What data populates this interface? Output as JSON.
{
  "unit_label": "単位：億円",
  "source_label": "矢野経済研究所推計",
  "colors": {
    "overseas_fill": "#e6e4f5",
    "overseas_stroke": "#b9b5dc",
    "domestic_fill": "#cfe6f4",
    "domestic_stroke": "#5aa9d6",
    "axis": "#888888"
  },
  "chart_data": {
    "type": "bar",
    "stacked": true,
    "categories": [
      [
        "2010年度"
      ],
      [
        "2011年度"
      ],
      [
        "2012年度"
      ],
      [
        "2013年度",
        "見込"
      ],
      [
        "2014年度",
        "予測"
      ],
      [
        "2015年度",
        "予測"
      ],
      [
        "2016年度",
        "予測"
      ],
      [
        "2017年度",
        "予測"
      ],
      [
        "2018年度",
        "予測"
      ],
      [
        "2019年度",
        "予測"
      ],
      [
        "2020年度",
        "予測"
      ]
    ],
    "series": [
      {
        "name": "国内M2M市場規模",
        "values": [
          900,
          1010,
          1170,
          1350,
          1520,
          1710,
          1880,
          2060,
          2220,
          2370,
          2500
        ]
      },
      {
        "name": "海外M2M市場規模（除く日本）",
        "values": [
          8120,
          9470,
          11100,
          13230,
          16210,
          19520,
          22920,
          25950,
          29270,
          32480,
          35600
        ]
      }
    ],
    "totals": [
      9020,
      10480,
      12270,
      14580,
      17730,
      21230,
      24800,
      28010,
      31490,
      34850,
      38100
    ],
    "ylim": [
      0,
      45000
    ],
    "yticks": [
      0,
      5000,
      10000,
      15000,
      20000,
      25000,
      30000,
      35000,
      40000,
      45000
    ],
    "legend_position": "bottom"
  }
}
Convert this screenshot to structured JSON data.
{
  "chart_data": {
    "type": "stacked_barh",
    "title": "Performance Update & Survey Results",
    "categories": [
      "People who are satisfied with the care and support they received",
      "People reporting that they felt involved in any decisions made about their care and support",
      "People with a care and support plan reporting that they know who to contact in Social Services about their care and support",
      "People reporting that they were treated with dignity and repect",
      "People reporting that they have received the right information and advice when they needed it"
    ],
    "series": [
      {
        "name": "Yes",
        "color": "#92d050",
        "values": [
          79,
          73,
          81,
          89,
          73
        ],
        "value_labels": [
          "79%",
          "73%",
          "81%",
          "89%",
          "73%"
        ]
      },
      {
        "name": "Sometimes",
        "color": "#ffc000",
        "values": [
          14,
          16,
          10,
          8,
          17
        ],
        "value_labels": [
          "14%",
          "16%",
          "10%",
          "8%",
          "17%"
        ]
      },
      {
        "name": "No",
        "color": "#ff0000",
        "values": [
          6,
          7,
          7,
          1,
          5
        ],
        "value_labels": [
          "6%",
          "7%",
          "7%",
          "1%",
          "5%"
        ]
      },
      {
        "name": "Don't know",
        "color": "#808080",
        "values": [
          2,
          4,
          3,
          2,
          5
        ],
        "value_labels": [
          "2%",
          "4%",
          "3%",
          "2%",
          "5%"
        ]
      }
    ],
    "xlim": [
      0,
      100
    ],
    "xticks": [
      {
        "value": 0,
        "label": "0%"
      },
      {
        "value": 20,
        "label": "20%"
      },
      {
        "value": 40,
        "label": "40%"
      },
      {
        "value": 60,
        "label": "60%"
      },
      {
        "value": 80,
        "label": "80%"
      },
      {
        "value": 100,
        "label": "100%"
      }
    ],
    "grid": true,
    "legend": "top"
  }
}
● ● ● ● ●
* WORK TO BE COMPLETED
Copy out the full set of records precisely, leaving nothing out.

* PROBLEM SOLUTION
What data populates this interface? Output as JSON.
{
  "unit_label": "単位：億円",
  "source_label": "矢野経済研究所推計",
  "colors": {
    "overseas_fill": "#e6e4f5",
    "overseas_stroke": "#b9b5dc",
    "domestic_fill": "#cfe6f4",
    "domestic_stroke": "#5aa9d6",
    "axis": "#888888"
  },
  "chart_data": {
    "type": "bar",
    "stacked": true,
    "categories": [
      [
        "2010年度"
      ],
      [
        "2011年度"
      ],
      [
        "2012年度"
      ],
      [
        "2013年度",
        "見込"
      ],
      [
        "2014年度",
        "予測"
      ],
      [
        "2015年度",
        "予測"
      ],
      [
        "2016年度",
        "予測"
      ],
      [
        "2017年度",
        "予測"
      ],
      [
        "2018年度",
        "予測"
      ],
      [
        "2019年度",
        "予測"
      ],
      [
        "2020年度",
        "予測"
      ]
    ],
    "series": [
      {
        "name": "国内M2M市場規模",
        "values": [
          900,
          1010,
          1170,
          1350,
          1520,
          1710,
          1880,
          2060,
          2220,
          2370,
          2500
        ]
      },
      {
        "name": "海外M2M市場規模（除く日本）",
        "values": [
          8120,
          9470,
          11100,
          13230,
          16210,
          19520,
          22920,
          25950,
          29270,
          32480,
          35600
        ]
      }
    ],
    "totals": [
      9020,
      10480,
      12270,
      14580,
      17730,
      21230,
      24800,
      28010,
      31490,
      34850,
      38100
    ],
    "ylim": [
      0,
      45000
    ],
    "yticks": [
      0,
      5000,
      10000,
      15000,
      20000,
      25000,
      30000,
      35000,
      40000,
      45000
    ],
    "legend_position": "bottom"
  }
}
Convert this screenshot to structured JSON data.
{
  "chart_data": {
    "type": "stacked_barh",
    "title": "Performance Update & Survey Results",
    "categories": [
      "People who are satisfied with the care and support they received",
      "People reporting that they felt involved in any decisions made about their care and support",
      "People with a care and support plan reporting that they know who to contact in Social Services about their care and support",
      "People reporting that they were treated with dignity and repect",
      "People reporting that they have received the right information and advice when they needed it"
    ],
    "series": [
      {
        "name": "Yes",
        "color": "#92d050",
        "values": [
          79,
          73,
          81,
          89,
          73
        ],
        "value_labels": [
          "79%",
          "73%",
          "81%",
          "89%",
          "73%"
        ]
      },
      {
        "name": "Sometimes",
        "color": "#ffc000",
        "values": [
          14,
          16,
          10,
          8,
          17
        ],
        "value_labels": [
          "14%",
          "16%",
          "10%",
          "8%",
          "17%"
        ]
      },
      {
        "name": "No",
        "color": "#ff0000",
        "values": [
          6,
          7,
          7,
          1,
          5
        ],
        "value_labels": [
          "6%",
          "7%",
          "7%",
          "1%",
          "5%"
        ]
      },
      {
        "name": "Don't know",
        "color": "#808080",
        "values": [
          2,
          4,
          3,
          2,
          5
        ],
        "value_labels": [
          "2%",
          "4%",
          "3%",
          "2%",
          "5%"
        ]
      }
    ],
    "xlim": [
      0,
      100
    ],
    "xticks": [
      {
        "value": 0,
        "label": "0%"
      },
      {
        "value": 20,
        "label": "20%"
      },
      {
        "value": 40,
        "label": "40%"
      },
      {
        "value": 60,
        "label": "60%"
      },
      {
        "value": 80,
        "label": "80%"
      },
      {
        "value": 100,
        "label": "100%"
      }
    ],
    "grid": true,
    "legend": "top"
  }
}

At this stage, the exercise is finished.